What the task requires
Can you rewrite the items below with "Wallops Island" swapped for "Blackstone" and everything else unchanged, leaving out the pictures?

-=-=-=-=-

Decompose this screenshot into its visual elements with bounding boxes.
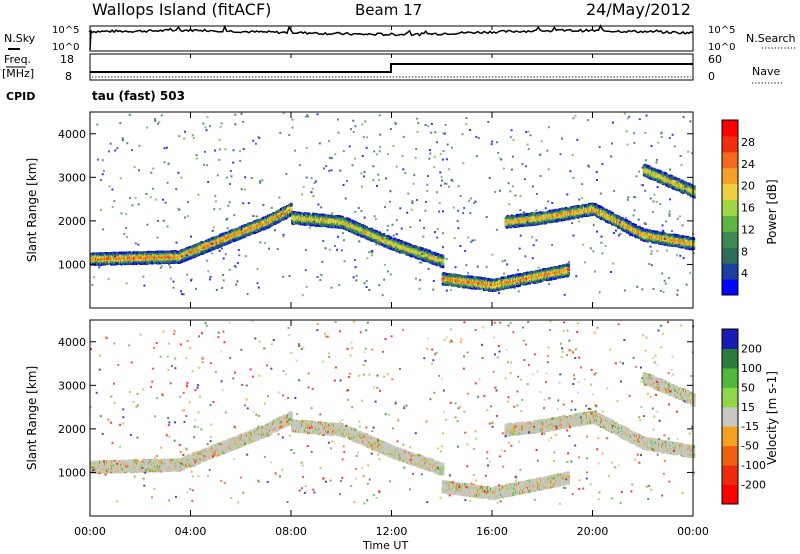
scatter-cell: [279, 214, 283, 217]
scatter-cell: [173, 256, 176, 260]
cpid-label: CPID: [6, 90, 35, 103]
scatter-cell: [297, 213, 300, 216]
scatter-cell: [413, 251, 417, 255]
nsky-tick-top: 10^5: [52, 25, 79, 36]
scatter-cell: [110, 263, 113, 266]
scatter-cell: [375, 230, 378, 233]
scatter-cell: [428, 252, 432, 255]
scatter-cell: [147, 261, 150, 265]
scatter-cell: [201, 241, 205, 245]
scatter-cell: [441, 256, 445, 259]
scatter-cell: [194, 248, 198, 252]
nave-label: Nave: [752, 65, 780, 78]
scatter-cell: [428, 250, 432, 253]
scatter-cell: [219, 235, 223, 239]
scatter-cell: [290, 207, 293, 211]
scatter-cell: [120, 262, 123, 266]
scatter-cell: [188, 246, 192, 249]
scatter-cell: [255, 229, 259, 232]
scatter-cell: [424, 249, 428, 252]
scatter-cell: [382, 233, 386, 236]
scatter-cell: [308, 213, 311, 216]
scatter-cell: [273, 222, 277, 225]
nave-tick-bottom: 0: [708, 70, 715, 83]
nsearch-tick-top: 10^5: [708, 25, 735, 36]
scatter-cell: [99, 252, 102, 256]
scatter-cell: [204, 248, 208, 251]
freq-label: Freq.: [4, 53, 31, 66]
scatter-cell: [441, 259, 445, 262]
freq-tick-top: 18: [60, 53, 74, 66]
scatter-cell: [441, 263, 445, 266]
scatter-cell: [272, 212, 276, 215]
scatter-cell: [409, 244, 413, 247]
scatter-cell: [262, 220, 266, 223]
scatter-cell: [422, 254, 426, 258]
scatter-cell: [132, 253, 135, 256]
scatter-cell: [381, 238, 384, 241]
scatter-cell: [296, 218, 299, 222]
scatter-cell: [241, 231, 245, 235]
scatter-cell: [359, 224, 362, 227]
scatter-cell: [238, 226, 242, 229]
scatter-cell: [224, 231, 228, 235]
scatter-cell: [129, 254, 132, 258]
freq-series: [90, 63, 693, 73]
scatter-cell: [429, 257, 433, 260]
nsky-tick-bottom: 10^0: [52, 42, 79, 53]
scatter-cell: [374, 233, 377, 237]
scatter-cell: [436, 253, 440, 256]
scatter-cell: [128, 251, 131, 254]
scatter-cell: [247, 230, 251, 234]
figure-title: Wallops Island (fitACF): [92, 0, 271, 19]
nsky-label: N.Sky: [4, 32, 36, 45]
scatter-cell: [145, 254, 148, 257]
scatter-cell: [141, 257, 144, 261]
scatter-cell: [163, 261, 166, 264]
scatter-cell: [316, 223, 319, 226]
scatter-cell: [90, 258, 93, 262]
nave-tick-top: 60: [708, 53, 722, 66]
scatter-cell: [285, 216, 288, 220]
scatter-cell: [365, 226, 368, 229]
scatter-cell: [192, 246, 196, 250]
scatter-cell: [290, 203, 293, 206]
power-scatter: [90, 112, 696, 297]
scatter-cell: [93, 252, 96, 256]
scatter-cell: [161, 258, 164, 262]
scatter-cell: [123, 256, 126, 260]
cpid-value: tau (fast) 503: [92, 89, 185, 103]
nsky-series: [88, 24, 694, 51]
scatter-cell: [267, 223, 271, 226]
scatter-cell: [247, 226, 251, 230]
scatter-cell: [301, 218, 304, 222]
scatter-cell: [160, 260, 163, 264]
scatter-cell: [332, 215, 335, 219]
nsearch-tick-bottom: 10^0: [708, 42, 735, 53]
beam-label: Beam 17: [355, 1, 422, 19]
mhz-label: [MHz]: [2, 67, 34, 80]
scatter-cell: [427, 255, 431, 259]
scatter-cell: [389, 237, 393, 240]
scatter-cell: [193, 244, 197, 247]
scatter-cell: [360, 231, 363, 234]
scatter-cell: [265, 220, 269, 224]
scatter-cell: [111, 255, 114, 258]
scatter-cell: [135, 260, 138, 264]
date-label: 24/May/2012: [586, 0, 691, 19]
scatter-cell: [441, 265, 445, 269]
nsearch-label: N.Search: [746, 32, 796, 45]
scatter-cell: [234, 233, 238, 236]
scatter-cell: [135, 262, 138, 265]
scatter-cell: [116, 262, 119, 265]
freq-tick-bottom: 8: [65, 70, 72, 83]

-=-=-=-=-

Response to the exercise
Decompose this screenshot into its visual elements with bounding boxes.
scatter-cell: [279, 214, 283, 217]
scatter-cell: [173, 256, 176, 260]
cpid-label: CPID: [6, 90, 35, 103]
scatter-cell: [297, 213, 300, 216]
scatter-cell: [413, 251, 417, 255]
nsky-tick-top: 10^5: [52, 25, 79, 36]
scatter-cell: [110, 263, 113, 266]
scatter-cell: [375, 230, 378, 233]
scatter-cell: [428, 252, 432, 255]
scatter-cell: [147, 261, 150, 265]
scatter-cell: [201, 241, 205, 245]
scatter-cell: [441, 256, 445, 259]
scatter-cell: [194, 248, 198, 252]
nave-label: Nave: [752, 65, 780, 78]
scatter-cell: [428, 250, 432, 253]
scatter-cell: [219, 235, 223, 239]
scatter-cell: [290, 207, 293, 211]
scatter-cell: [120, 262, 123, 266]
scatter-cell: [188, 246, 192, 249]
scatter-cell: [255, 229, 259, 232]
scatter-cell: [424, 249, 428, 252]
scatter-cell: [382, 233, 386, 236]
scatter-cell: [308, 213, 311, 216]
scatter-cell: [273, 222, 277, 225]
nave-tick-bottom: 0: [708, 70, 715, 83]
nsearch-tick-top: 10^5: [708, 25, 735, 36]
scatter-cell: [99, 252, 102, 256]
scatter-cell: [204, 248, 208, 251]
freq-label: Freq.: [4, 53, 31, 66]
scatter-cell: [441, 259, 445, 262]
freq-tick-top: 18: [60, 53, 74, 66]
scatter-cell: [441, 263, 445, 266]
scatter-cell: [272, 212, 276, 215]
scatter-cell: [409, 244, 413, 247]
scatter-cell: [262, 220, 266, 223]
scatter-cell: [422, 254, 426, 258]
scatter-cell: [132, 253, 135, 256]
scatter-cell: [381, 238, 384, 241]
scatter-cell: [296, 218, 299, 222]
scatter-cell: [241, 231, 245, 235]
scatter-cell: [359, 224, 362, 227]
scatter-cell: [238, 226, 242, 229]
scatter-cell: [224, 231, 228, 235]
scatter-cell: [129, 254, 132, 258]
freq-series: [90, 63, 693, 73]
scatter-cell: [429, 257, 433, 260]
nsky-tick-bottom: 10^0: [52, 42, 79, 53]
scatter-cell: [374, 233, 377, 237]
scatter-cell: [436, 253, 440, 256]
scatter-cell: [128, 251, 131, 254]
scatter-cell: [247, 230, 251, 234]
figure-title: Blackstone (fitACF): [92, 0, 271, 19]
nsky-label: N.Sky: [4, 32, 36, 45]
scatter-cell: [145, 254, 148, 257]
scatter-cell: [141, 257, 144, 261]
scatter-cell: [163, 261, 166, 264]
scatter-cell: [316, 223, 319, 226]
scatter-cell: [90, 258, 93, 262]
nave-tick-top: 60: [708, 53, 722, 66]
scatter-cell: [285, 216, 288, 220]
scatter-cell: [365, 226, 368, 229]
scatter-cell: [192, 246, 196, 250]
scatter-cell: [290, 203, 293, 206]
power-scatter: [90, 112, 696, 297]
scatter-cell: [93, 252, 96, 256]
scatter-cell: [161, 258, 164, 262]
scatter-cell: [123, 256, 126, 260]
cpid-value: tau (fast) 503: [92, 89, 185, 103]
nsky-series: [88, 24, 694, 51]
scatter-cell: [267, 223, 271, 226]
scatter-cell: [247, 226, 251, 230]
scatter-cell: [301, 218, 304, 222]
scatter-cell: [160, 260, 163, 264]
scatter-cell: [332, 215, 335, 219]
nsearch-tick-bottom: 10^0: [708, 42, 735, 53]
beam-label: Beam 17: [355, 1, 422, 19]
mhz-label: [MHz]: [2, 67, 34, 80]
scatter-cell: [427, 255, 431, 259]
scatter-cell: [389, 237, 393, 240]
scatter-cell: [193, 244, 197, 247]
scatter-cell: [360, 231, 363, 234]
scatter-cell: [265, 220, 269, 224]
scatter-cell: [111, 255, 114, 258]
scatter-cell: [135, 260, 138, 264]
date-label: 24/May/2012: [586, 0, 691, 19]
scatter-cell: [441, 265, 445, 269]
nsearch-label: N.Search: [746, 32, 796, 45]
scatter-cell: [234, 233, 238, 236]
scatter-cell: [135, 262, 138, 265]
scatter-cell: [116, 262, 119, 265]
freq-tick-bottom: 8: [65, 70, 72, 83]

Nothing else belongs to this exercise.